(Stored data)
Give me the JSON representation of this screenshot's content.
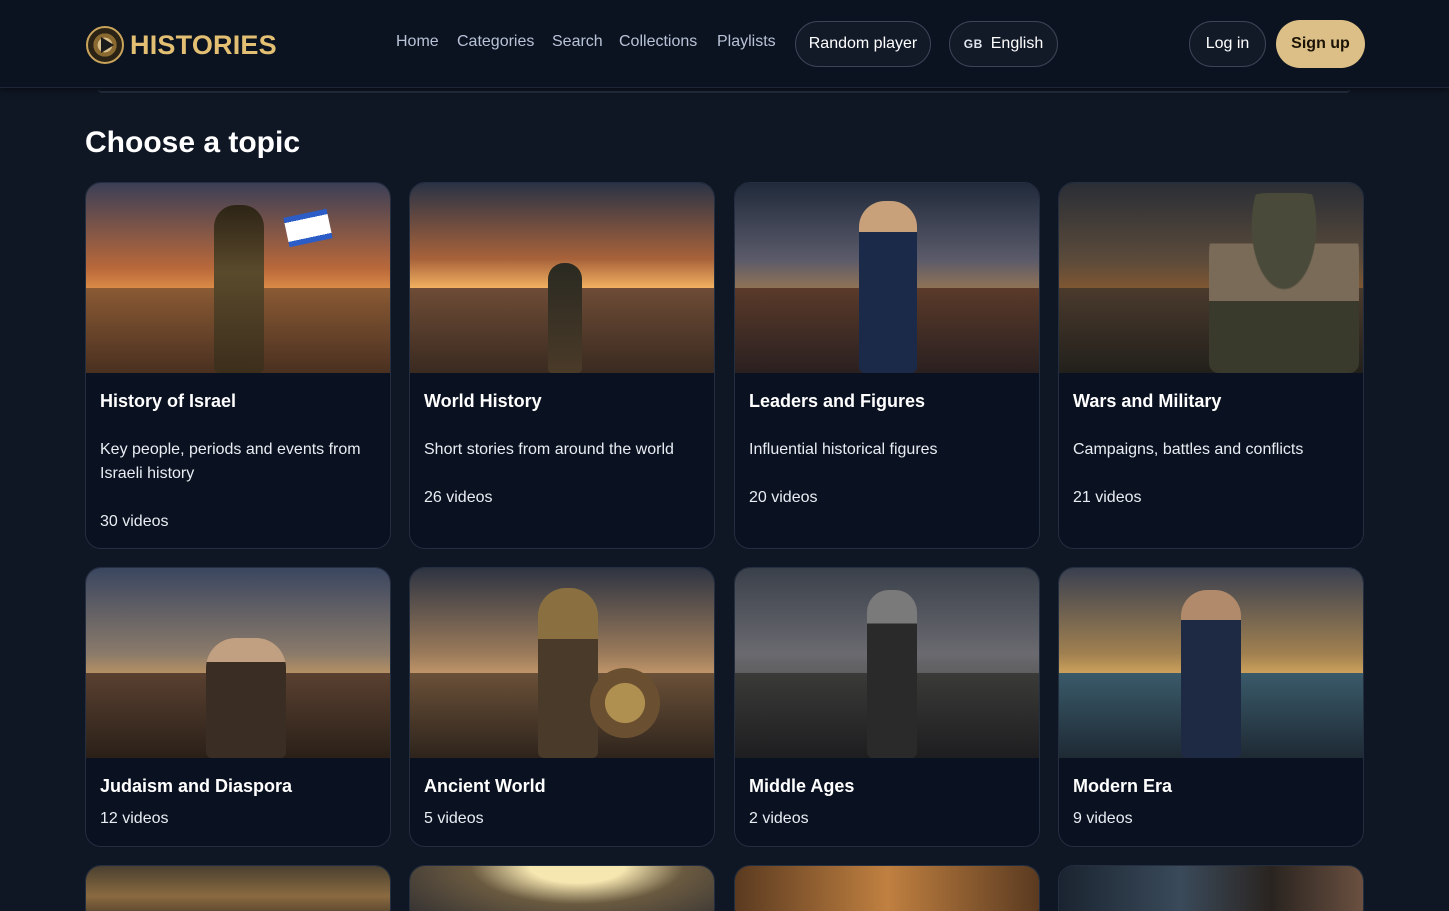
{
  "brand": {
    "name": "HISTORIES",
    "icon": "play-logo-icon"
  },
  "nav": {
    "links": [
      "Home",
      "Categories",
      "Search",
      "Collections",
      "Playlists"
    ],
    "random_player": "Random player",
    "language_code": "GB",
    "language": "English",
    "login": "Log in",
    "signup": "Sign up"
  },
  "main": {
    "title": "Choose a topic",
    "categories": [
      {
        "title": "History of Israel",
        "description": "Key people, periods and events from Israeli history",
        "count": "30 videos"
      },
      {
        "title": "World History",
        "description": "Short stories from around the world",
        "count": "26 videos"
      },
      {
        "title": "Leaders and Figures",
        "description": "Influential historical figures",
        "count": "20 videos"
      },
      {
        "title": "Wars and Military",
        "description": "Campaigns, battles and conflicts",
        "count": "21 videos"
      },
      {
        "title": "Judaism and Diaspora",
        "count": "12 videos"
      },
      {
        "title": "Ancient World",
        "count": "5 videos"
      },
      {
        "title": "Middle Ages",
        "count": "2 videos"
      },
      {
        "title": "Modern Era",
        "count": "9 videos"
      }
    ]
  },
  "colors": {
    "accent": "#dcbf86",
    "background": "#0f1724",
    "card": "#0a1120"
  }
}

> Required task
Copy out each line of the records that holds the string "videos".

> The output
        "count": "30 videos"
        "count": "26 videos"
        "count": "20 videos"
        "count": "21 videos"
        "count": "12 videos"
        "count": "5 videos"
        "count": "2 videos"
        "count": "9 videos"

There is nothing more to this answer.